BEGIN Excerpt provided

Immediately following the procedure, the patient is typically monitored in an Intensive Care Unit (ICU) or a specialized step-down unit. Continuous monitoring of heart rate, blood pressure, respiratory rate, and oxygen saturation is standard. A chest X-ray is usually performed to confirm the tube’s position and rule out complications like pneumothorax.
The core components of post-operative care are managed by a multidisciplinary team. Nurses and respiratory therapists play a central role in airway management.
Because a tracheostomy bypasses the nose and mouth, which normally warm, filter, and humidify air, inspired air must be artificially humidified. This is done using a heated humidifier or a heat and moisture exchanger (HME) to prevent secretions from becoming thick and dry, which could form mucus plugs and obstruct the airway.
Regular suctioning is performed to clear secretions from the trachea and bronchi. This is done using a sterile technique to minimize the risk of introducing bacteria into the lungs. The frequency of suctioning depends on the amount of secretions the patient produces.

END Excerpt provided
BEGIN Data provided

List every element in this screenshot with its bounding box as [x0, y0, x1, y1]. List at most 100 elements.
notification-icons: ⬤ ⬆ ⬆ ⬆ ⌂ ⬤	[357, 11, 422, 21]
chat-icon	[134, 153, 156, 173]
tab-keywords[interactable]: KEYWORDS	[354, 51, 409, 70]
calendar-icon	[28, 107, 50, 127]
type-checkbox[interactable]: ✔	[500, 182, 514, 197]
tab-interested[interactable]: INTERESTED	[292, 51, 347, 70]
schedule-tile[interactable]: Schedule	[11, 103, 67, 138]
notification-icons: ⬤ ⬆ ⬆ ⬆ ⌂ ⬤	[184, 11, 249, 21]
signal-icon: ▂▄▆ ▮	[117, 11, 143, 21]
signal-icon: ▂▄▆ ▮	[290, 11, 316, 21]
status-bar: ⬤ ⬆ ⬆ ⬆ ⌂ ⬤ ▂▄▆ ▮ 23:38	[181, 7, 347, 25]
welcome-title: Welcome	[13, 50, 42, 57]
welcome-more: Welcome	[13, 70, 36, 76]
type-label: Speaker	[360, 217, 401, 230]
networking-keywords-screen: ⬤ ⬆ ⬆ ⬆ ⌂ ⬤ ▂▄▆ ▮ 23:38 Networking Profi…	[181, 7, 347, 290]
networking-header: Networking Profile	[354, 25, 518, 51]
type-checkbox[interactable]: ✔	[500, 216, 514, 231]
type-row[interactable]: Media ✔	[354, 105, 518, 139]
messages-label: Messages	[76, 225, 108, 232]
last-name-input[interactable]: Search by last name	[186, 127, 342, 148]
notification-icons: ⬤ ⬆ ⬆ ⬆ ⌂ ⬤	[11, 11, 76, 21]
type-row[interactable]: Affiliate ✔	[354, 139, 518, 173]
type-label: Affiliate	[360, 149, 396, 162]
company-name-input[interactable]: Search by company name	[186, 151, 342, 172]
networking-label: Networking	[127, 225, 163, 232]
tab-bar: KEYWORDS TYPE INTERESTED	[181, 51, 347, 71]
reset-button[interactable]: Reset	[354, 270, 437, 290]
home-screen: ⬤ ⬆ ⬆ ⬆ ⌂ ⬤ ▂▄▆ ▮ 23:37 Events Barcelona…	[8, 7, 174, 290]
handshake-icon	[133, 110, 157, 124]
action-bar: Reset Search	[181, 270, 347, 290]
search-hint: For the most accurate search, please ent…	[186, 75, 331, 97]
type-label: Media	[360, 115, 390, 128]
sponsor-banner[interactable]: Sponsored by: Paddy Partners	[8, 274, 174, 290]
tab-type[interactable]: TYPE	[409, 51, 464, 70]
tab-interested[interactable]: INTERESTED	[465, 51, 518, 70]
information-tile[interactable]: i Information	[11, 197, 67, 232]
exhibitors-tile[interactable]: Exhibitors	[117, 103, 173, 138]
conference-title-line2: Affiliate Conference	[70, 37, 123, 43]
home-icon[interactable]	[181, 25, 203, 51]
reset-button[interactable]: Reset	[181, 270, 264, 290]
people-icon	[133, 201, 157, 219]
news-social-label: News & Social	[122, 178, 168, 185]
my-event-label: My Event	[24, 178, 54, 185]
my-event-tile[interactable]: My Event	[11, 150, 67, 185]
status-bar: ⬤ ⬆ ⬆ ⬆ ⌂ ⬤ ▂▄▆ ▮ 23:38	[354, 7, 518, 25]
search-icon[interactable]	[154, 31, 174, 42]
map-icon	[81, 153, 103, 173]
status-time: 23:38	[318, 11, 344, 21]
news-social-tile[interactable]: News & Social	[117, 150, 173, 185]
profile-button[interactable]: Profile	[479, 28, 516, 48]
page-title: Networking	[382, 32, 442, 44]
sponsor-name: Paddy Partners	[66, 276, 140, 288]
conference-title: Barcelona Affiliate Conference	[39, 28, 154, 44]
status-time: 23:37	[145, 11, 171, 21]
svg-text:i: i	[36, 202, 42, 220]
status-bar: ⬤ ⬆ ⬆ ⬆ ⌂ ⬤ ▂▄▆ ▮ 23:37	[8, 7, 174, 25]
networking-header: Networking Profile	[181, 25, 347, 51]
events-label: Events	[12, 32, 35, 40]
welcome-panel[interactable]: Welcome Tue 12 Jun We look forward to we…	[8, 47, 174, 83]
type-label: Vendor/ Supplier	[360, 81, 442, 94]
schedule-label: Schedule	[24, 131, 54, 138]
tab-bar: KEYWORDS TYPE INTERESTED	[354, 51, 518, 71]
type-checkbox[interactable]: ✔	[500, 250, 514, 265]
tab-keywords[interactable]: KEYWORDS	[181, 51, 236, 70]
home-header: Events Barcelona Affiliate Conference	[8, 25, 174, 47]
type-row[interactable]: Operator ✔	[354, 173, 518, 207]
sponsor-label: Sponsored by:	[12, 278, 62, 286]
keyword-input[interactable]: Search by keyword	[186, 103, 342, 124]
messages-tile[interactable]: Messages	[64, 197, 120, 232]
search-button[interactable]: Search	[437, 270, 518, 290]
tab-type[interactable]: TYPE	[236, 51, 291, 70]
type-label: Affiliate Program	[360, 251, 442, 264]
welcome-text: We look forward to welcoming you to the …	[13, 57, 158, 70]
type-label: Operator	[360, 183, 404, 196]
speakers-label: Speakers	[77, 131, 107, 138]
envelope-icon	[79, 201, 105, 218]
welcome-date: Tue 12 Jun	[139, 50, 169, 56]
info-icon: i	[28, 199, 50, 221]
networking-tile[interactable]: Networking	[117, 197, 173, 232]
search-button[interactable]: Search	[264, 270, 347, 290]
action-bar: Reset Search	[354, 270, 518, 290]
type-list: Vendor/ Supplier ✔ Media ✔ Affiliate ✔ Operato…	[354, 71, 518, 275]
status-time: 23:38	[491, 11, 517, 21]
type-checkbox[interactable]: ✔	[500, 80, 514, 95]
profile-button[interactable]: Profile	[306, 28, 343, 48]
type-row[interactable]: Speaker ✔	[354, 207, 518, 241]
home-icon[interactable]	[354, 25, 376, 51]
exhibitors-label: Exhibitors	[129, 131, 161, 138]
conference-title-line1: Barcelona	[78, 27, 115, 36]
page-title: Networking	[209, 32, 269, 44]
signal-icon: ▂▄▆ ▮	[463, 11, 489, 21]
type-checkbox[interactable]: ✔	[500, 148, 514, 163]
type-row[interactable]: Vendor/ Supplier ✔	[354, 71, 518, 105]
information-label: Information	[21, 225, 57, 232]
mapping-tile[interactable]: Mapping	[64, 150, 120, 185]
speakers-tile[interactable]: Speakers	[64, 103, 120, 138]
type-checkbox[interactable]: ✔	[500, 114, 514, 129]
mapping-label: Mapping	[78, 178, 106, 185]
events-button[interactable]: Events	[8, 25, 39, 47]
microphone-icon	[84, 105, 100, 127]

END Data provided

Exercise requirements
- 1) Rewrite the stretch of the tracheostomy care excerpt from "Immediately following the" through "obstruct the airway.", swapping "step-down unit" for "intermediate care unit".
- 2) Please carry on the tracheostomy care excerpt from the point where it ends.

Responses in order
- 1)
Immediately following the procedure, the patient is typically monitored in an Intensive Care Unit (ICU) or a specialized intermediate care unit. Continuous monitoring of heart rate, blood pressure, respiratory rate, and oxygen saturation is standard. A chest X-ray is usually performed to confirm the tube’s position and rule out complications like pneumothorax.
The core components of post-operative care are managed by a multidisciplinary team. Nurses and respiratory therapists play a central role in airway management.
Because a tracheostomy bypasses the nose and mouth, which normally warm, filter, and humidify air, inspired air must be artificially humidified. This is done using a heated humidifier or a heat and moisture exchanger (HME) to prevent secretions from becoming thick and dry, which could form mucus plugs and obstruct the airway.

- 2)
The skin around the stoma is cleaned regularly with sterile saline or another prescribed solution to prevent infection and skin breakdown. The tracheostomy dressing and ties are also changed daily or as needed to keep the area clean and dry. For cuffed tubes, the pressure within the cuff is monitored regularly to ensure it is high enough to create a seal but not so high that it damages the tracheal wall.
As the patient stabilizes, the focus shifts towards rehabilitation. A speech-language pathologist will assess swallowing function and work on communication strategies, which may include using a speaking valve that allows air to pass over the vocal cords.
Physical and occupational therapists help with mobility and regaining strength. Throughout this process, extensive education is provided to the patient and their caregivers on all aspects of tracheostomy care, preparing them for discharge to home or a long-term care facility.
Key Differences Between Tracheostomy Types and Equipment
The Difference Between an Open Surgical and a Percutaneous Tracheostomy
The primary distinction between an open surgical and a percutaneous tracheostomy lies in the technique’s invasiveness, setting, and method of creating the tracheal opening.
An open surgical tracheostomy is a formal operative procedure performed by a surgeon, typically in an operating room under general anesthesia. It involves making a horizontal or vertical incision in the neck, carefully dissecting through layers of tissue to directly visualize and expose the trachea.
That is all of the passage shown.